**EXERCISE DESCRIPTION**
Please output the listing lines as a Markdown table with columns "No." and "Line", putting a row number in "No." and the line itself in "Line". Begin at the line that has "- gt-bullet-2: [270, 622, 700, 638]", stop after the line that has "- title-rule-divider: [446, 345, 740, 346]", and skip any blank lines.

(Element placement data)
################
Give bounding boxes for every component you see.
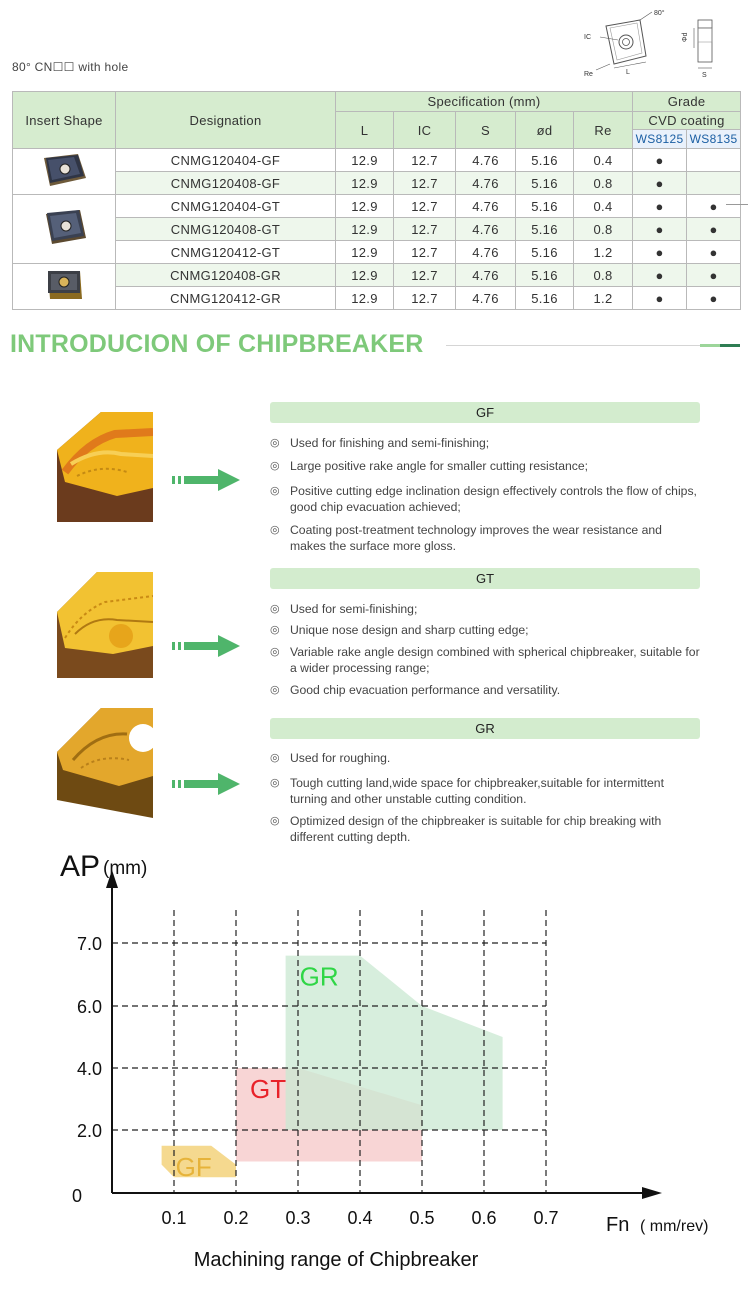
- gt-bullet-2: [270, 622, 700, 638]
- diagram-ic-label: IC: [584, 34, 591, 41]
- value-cell: 4.76: [456, 195, 516, 218]
- title-rule-accent: [700, 344, 740, 347]
- grade-ws8125-cell: ●: [633, 287, 687, 310]
- value-cell: 5.16: [516, 241, 574, 264]
- title-rule-divider: [446, 345, 740, 346]
- bullet-text: Optimized design of the chipbreaker is suitable for chip breaking with different cutting depth.: [290, 814, 662, 844]
- bullet-icon: ◎: [270, 524, 280, 536]
- bullet-icon: ◎: [270, 815, 280, 827]
- insert-type-subtitle: 80° CN☐☐ with hole: [12, 60, 129, 74]
- value-cell: 0.8: [574, 218, 633, 241]
- bullet-icon: ◎: [270, 777, 280, 789]
- gt-insert-image: [57, 572, 153, 682]
- gf-chipbreaker-label: GF: [270, 402, 700, 423]
- value-cell: 0.4: [574, 149, 633, 172]
- x-tick-label: 0.3: [285, 1208, 311, 1228]
- bullet-icon: ◎: [270, 752, 280, 764]
- bullet-icon: ◎: [270, 624, 280, 636]
- diagram-l-label: L: [626, 69, 630, 76]
- value-cell: 5.16: [516, 287, 574, 310]
- grade-ws8135-cell: [687, 149, 741, 172]
- grade-ws8135-cell: ●: [687, 287, 741, 310]
- col-dim-l: L: [336, 112, 394, 149]
- diagram-s-label: S: [702, 72, 707, 79]
- gt-bullet-4: [270, 682, 700, 698]
- x-tick-label: 0.2: [223, 1208, 249, 1228]
- grade-ws8125-cell: ●: [633, 218, 687, 241]
- bullet-icon: ◎: [270, 684, 280, 696]
- value-cell: 12.7: [394, 218, 456, 241]
- col-cvd-coating: CVD coating: [633, 112, 741, 130]
- bullet-icon: ◎: [270, 485, 280, 497]
- insert-shape-gt-image: [13, 195, 116, 264]
- bullet-icon: ◎: [270, 460, 280, 472]
- arrow-right-icon: [172, 469, 242, 491]
- grade-ws8135-cell: ●: [687, 264, 741, 287]
- value-cell: 4.76: [456, 149, 516, 172]
- bullet-text: Unique nose design and sharp cutting edge;: [290, 623, 529, 637]
- col-grade: Grade: [633, 92, 741, 112]
- grade-ws8125-cell: ●: [633, 149, 687, 172]
- y-tick-label: 7.0: [76, 934, 102, 954]
- table-row: [13, 172, 741, 195]
- insert-gf-icon: [34, 150, 94, 190]
- table-row: [13, 264, 741, 287]
- x-axis-title: Fn: [606, 1214, 630, 1236]
- value-cell: 12.9: [336, 195, 394, 218]
- table-row: [13, 241, 741, 264]
- bullet-text: Used for finishing and semi-finishing;: [290, 436, 490, 450]
- gr-insert-image: [57, 708, 153, 818]
- y-tick-label: 4.0: [76, 1059, 102, 1079]
- y-tick-label: 2.0: [76, 1121, 102, 1141]
- chart-title: Machining range of Chipbreaker: [193, 1249, 479, 1271]
- value-cell: 4.76: [456, 218, 516, 241]
- value-cell: 0.4: [574, 195, 633, 218]
- x-tick-label: 0.7: [533, 1208, 559, 1228]
- designation-cell: CNMG120404-GT: [116, 195, 336, 218]
- machining-range-chart: [0, 840, 750, 1291]
- value-cell: 12.9: [336, 287, 394, 310]
- value-cell: 4.76: [456, 287, 516, 310]
- table-row: [13, 195, 741, 218]
- bullet-icon: ◎: [270, 603, 280, 615]
- x-tick-label: 0.1: [161, 1208, 187, 1228]
- insert-gt-icon: [34, 206, 94, 250]
- grade-ws8125-cell: ●: [633, 264, 687, 287]
- value-cell: 12.7: [394, 264, 456, 287]
- side-tick-divider: [726, 204, 748, 205]
- gr-chipbreaker-label: GR: [270, 718, 700, 739]
- value-cell: 12.9: [336, 172, 394, 195]
- bullet-text: Coating post-treatment technology improves the wear resistance and makes the surface more gloss.: [290, 523, 662, 553]
- gt-chipbreaker-label: GT: [270, 568, 700, 589]
- gt-bullet-1: [270, 601, 700, 617]
- col-grade-ws8135: WS8135: [687, 130, 741, 149]
- bullet-text: Good chip evacuation performance and versatility.: [290, 683, 561, 697]
- grade-ws8135-cell: [687, 172, 741, 195]
- designation-cell: CNMG120408-GT: [116, 218, 336, 241]
- col-grade-ws8125: WS8125: [633, 130, 687, 149]
- diagram-angle-label: 80°: [654, 10, 665, 17]
- diagram-d-label: Φd: [682, 32, 689, 42]
- value-cell: 0.8: [574, 172, 633, 195]
- bullet-text: Positive cutting edge inclination design effectively controls the flow of chips, good chip evacuation achieved;: [290, 484, 697, 514]
- value-cell: 5.16: [516, 172, 574, 195]
- col-dim-re: Re: [574, 112, 633, 149]
- table-row: [13, 218, 741, 241]
- designation-cell: CNMG120404-GF: [116, 149, 336, 172]
- value-cell: 1.2: [574, 287, 633, 310]
- region-label-gf: GF: [175, 1151, 212, 1182]
- insert-shape-gr-image: [13, 264, 116, 310]
- table-row: [13, 149, 741, 172]
- col-designation: Designation: [116, 92, 336, 149]
- y-axis-title: AP: [60, 850, 101, 883]
- designation-cell: CNMG120412-GT: [116, 241, 336, 264]
- col-dim-d: ød: [516, 112, 574, 149]
- gr-bullet-2: [270, 775, 700, 807]
- y-tick-label: 6.0: [76, 997, 102, 1017]
- y-tick-label: 0: [71, 1186, 82, 1206]
- gr-bullet-1: [270, 750, 700, 766]
- grade-ws8135-cell: ●: [687, 241, 741, 264]
- region-label-gt: GT: [250, 1074, 287, 1104]
- bullet-text: Used for roughing.: [290, 751, 391, 765]
- bullet-text: Large positive rake angle for smaller cutting resistance;: [290, 459, 589, 473]
- value-cell: 5.16: [516, 218, 574, 241]
- gf-bullet-2: [270, 458, 700, 474]
- x-tick-label: 0.6: [471, 1208, 497, 1228]
- designation-cell: CNMG120408-GF: [116, 172, 336, 195]
- value-cell: 4.76: [456, 172, 516, 195]
- gf-bullet-1: [270, 435, 700, 451]
- grade-ws8135-cell: ●: [687, 218, 741, 241]
- arrow-right-icon: [172, 635, 242, 657]
- value-cell: 12.7: [394, 172, 456, 195]
- grade-ws8125-cell: ●: [633, 195, 687, 218]
- value-cell: 12.9: [336, 264, 394, 287]
- value-cell: 12.7: [394, 241, 456, 264]
- value-cell: 5.16: [516, 149, 574, 172]
- grade-ws8125-cell: ●: [633, 241, 687, 264]
- arrow-right-icon: [172, 773, 242, 795]
- value-cell: 12.7: [394, 287, 456, 310]
- value-cell: 12.7: [394, 149, 456, 172]
- grade-ws8125-cell: ●: [633, 172, 687, 195]
- col-insert-shape: Insert Shape: [13, 92, 116, 149]
- designation-cell: CNMG120408-GR: [116, 264, 336, 287]
- value-cell: 12.9: [336, 241, 394, 264]
- grade-ws8135-cell: ●: [687, 195, 741, 218]
- value-cell: 0.8: [574, 264, 633, 287]
- gf-bullet-3: [270, 483, 700, 515]
- bullet-text: Variable rake angle design combined with spherical chipbreaker, suitable for a wider processing range;: [290, 645, 700, 675]
- specification-table: [12, 91, 741, 310]
- bullet-icon: ◎: [270, 646, 280, 658]
- insert-dimension-diagram: [580, 6, 740, 80]
- gt-bullet-3: [270, 644, 700, 676]
- value-cell: 5.16: [516, 195, 574, 218]
- gf-bullet-4: [270, 522, 700, 554]
- value-cell: 4.76: [456, 241, 516, 264]
- chipbreaker-intro-title: INTRODUCION OF CHIPBREAKER: [10, 330, 424, 358]
- col-specification: Specification (mm): [336, 92, 633, 112]
- x-axis-unit: ( mm/rev): [640, 1218, 709, 1235]
- x-axis-arrow-icon: [642, 1187, 662, 1199]
- col-dim-ic: IC: [394, 112, 456, 149]
- value-cell: 1.2: [574, 241, 633, 264]
- gf-insert-image: [57, 412, 153, 522]
- x-tick-label: 0.4: [347, 1208, 373, 1228]
- value-cell: 12.7: [394, 195, 456, 218]
- diagram-re-label: Re: [584, 71, 593, 78]
- bullet-icon: ◎: [270, 437, 280, 449]
- bullet-text: Tough cutting land,wide space for chipbreaker,suitable for intermittent turning and other unstable cutting condition.: [290, 776, 664, 806]
- value-cell: 12.9: [336, 218, 394, 241]
- value-cell: 4.76: [456, 264, 516, 287]
- col-dim-s: S: [456, 112, 516, 149]
- value-cell: 5.16: [516, 264, 574, 287]
- designation-cell: CNMG120412-GR: [116, 287, 336, 310]
- insert-gr-icon: [34, 265, 94, 305]
- insert-shape-gf-image: [13, 149, 116, 195]
- y-axis-unit: (mm): [103, 858, 148, 879]
- value-cell: 12.9: [336, 149, 394, 172]
- x-tick-label: 0.5: [409, 1208, 435, 1228]
- bullet-text: Used for semi-finishing;: [290, 602, 418, 616]
- table-row: [13, 287, 741, 310]
- region-label-gr: GR: [299, 961, 339, 992]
################
**RESULT OF THE EXERCISE**
| No. | Line |
|---|---|
| 1 | - gt-bullet-2: [270, 622, 700, 638] |
| 2 | - diagram-ic-label: IC: [584, 34, 591, 41] |
| 3 | - value-cell: 4.76: [456, 195, 516, 218] |
| 4 | - title-rule-accent: [700, 344, 740, 347] |
| 5 | - grade-ws8125-cell: ●: [633, 287, 687, 310] |
| 6 | - value-cell: 5.16: [516, 241, 574, 264] |
| 7 | - title-rule-divider: [446, 345, 740, 346] |